START Source material

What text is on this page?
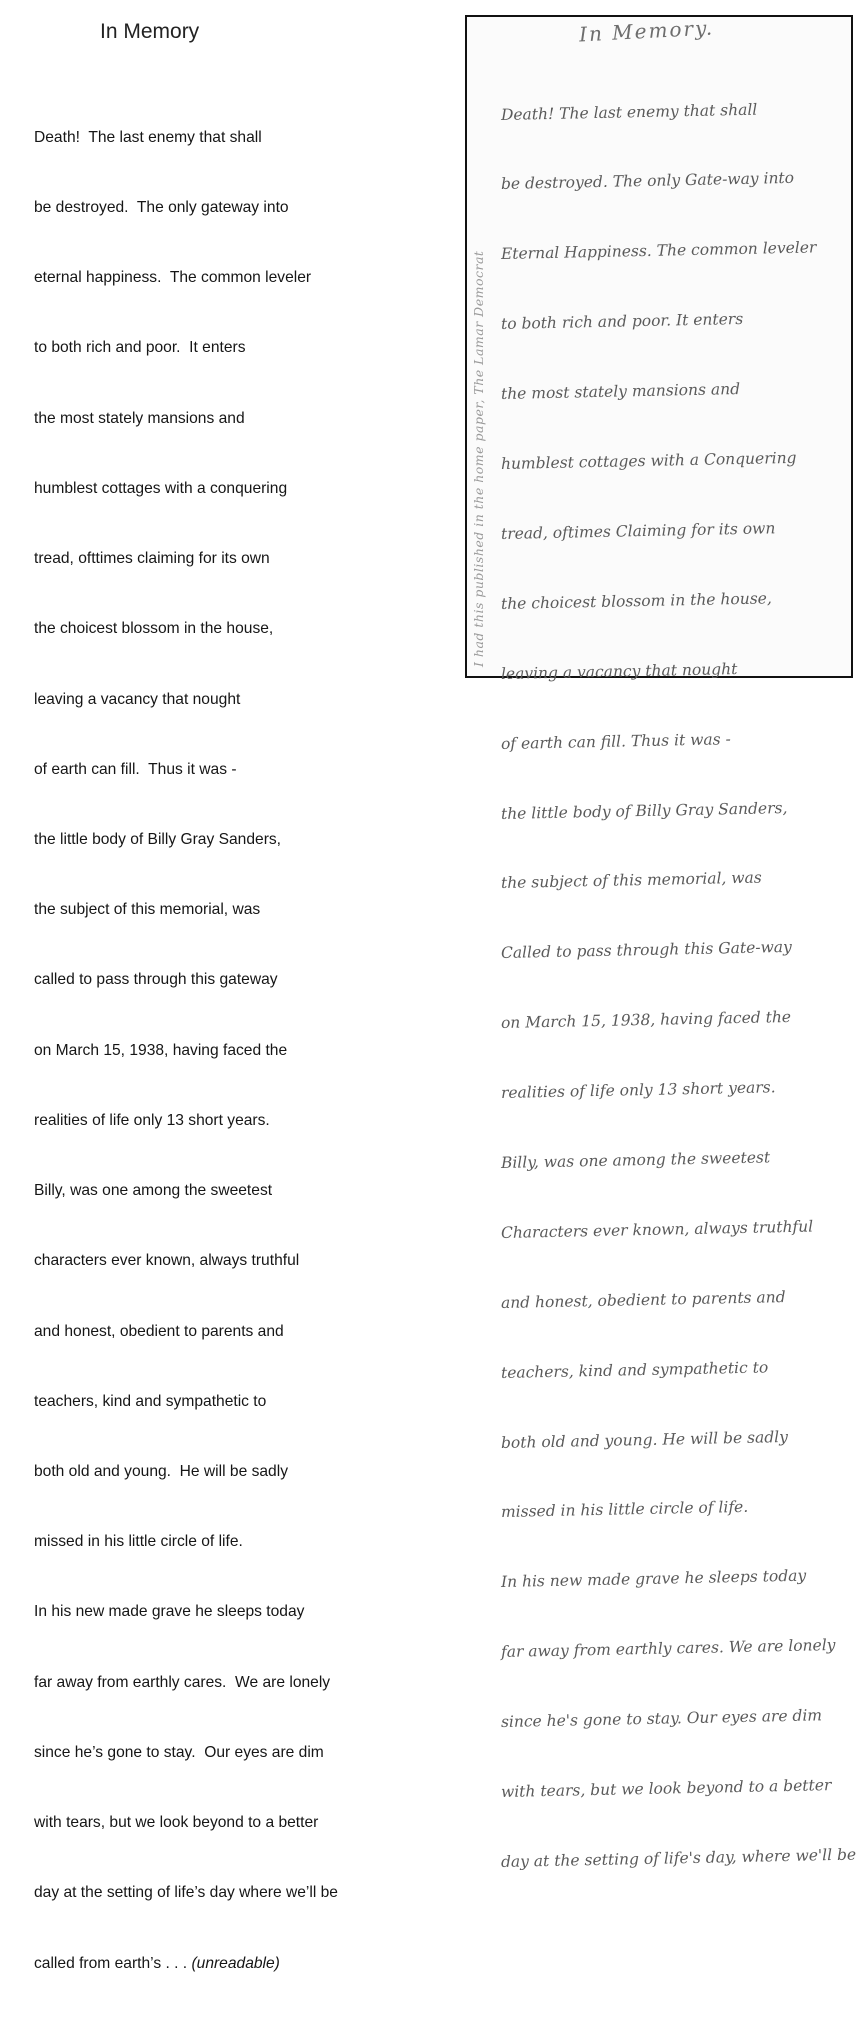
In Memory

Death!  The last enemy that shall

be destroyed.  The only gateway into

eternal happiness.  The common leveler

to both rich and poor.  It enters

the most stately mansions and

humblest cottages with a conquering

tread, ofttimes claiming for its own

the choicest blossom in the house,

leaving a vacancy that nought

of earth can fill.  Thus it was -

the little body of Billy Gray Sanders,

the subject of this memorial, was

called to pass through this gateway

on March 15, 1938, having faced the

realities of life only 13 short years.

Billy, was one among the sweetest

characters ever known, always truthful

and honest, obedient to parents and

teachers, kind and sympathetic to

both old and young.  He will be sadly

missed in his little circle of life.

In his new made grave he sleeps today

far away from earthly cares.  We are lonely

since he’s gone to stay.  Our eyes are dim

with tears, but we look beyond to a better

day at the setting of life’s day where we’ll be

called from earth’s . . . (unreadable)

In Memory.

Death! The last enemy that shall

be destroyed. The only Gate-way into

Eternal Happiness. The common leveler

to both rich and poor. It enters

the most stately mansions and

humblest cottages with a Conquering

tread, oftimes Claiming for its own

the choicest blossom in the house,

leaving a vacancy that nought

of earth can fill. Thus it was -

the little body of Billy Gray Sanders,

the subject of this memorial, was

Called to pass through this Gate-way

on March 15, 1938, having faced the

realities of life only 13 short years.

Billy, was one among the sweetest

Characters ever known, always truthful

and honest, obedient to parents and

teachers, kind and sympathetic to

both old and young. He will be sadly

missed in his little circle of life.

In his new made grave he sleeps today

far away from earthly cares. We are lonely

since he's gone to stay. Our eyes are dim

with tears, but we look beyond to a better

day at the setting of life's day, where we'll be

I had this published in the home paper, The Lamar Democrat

END Source material
START Source material

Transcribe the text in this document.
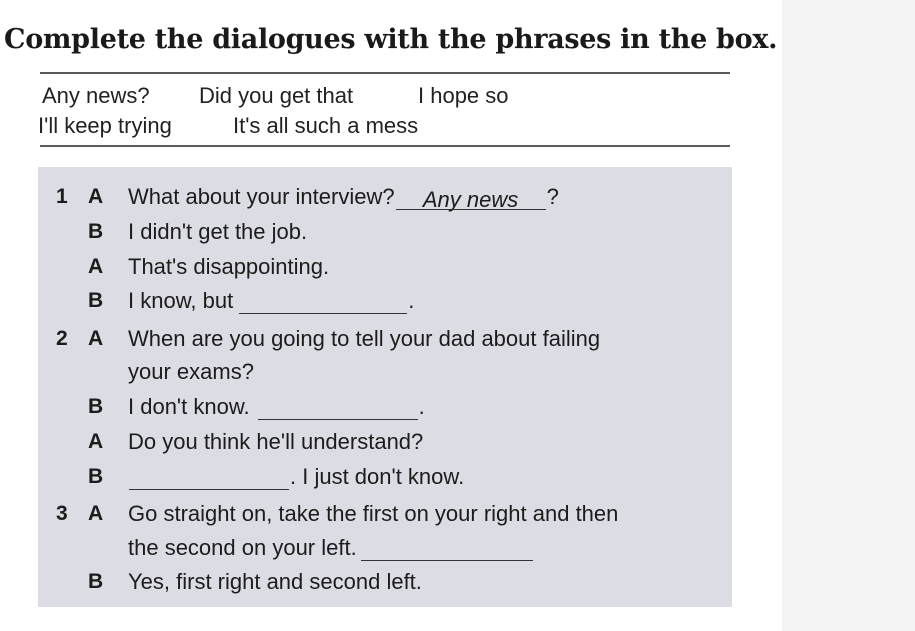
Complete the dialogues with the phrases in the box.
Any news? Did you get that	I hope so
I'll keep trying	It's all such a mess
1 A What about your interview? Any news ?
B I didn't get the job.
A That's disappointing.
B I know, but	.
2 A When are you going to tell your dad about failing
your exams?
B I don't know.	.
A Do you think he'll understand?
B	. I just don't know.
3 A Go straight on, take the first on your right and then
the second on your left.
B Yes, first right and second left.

END Source material

▸ **Task objective**
Show the lines that mention the word "always".

▸ **Final result**
characters ever known, always truthful
Characters ever known, always truthful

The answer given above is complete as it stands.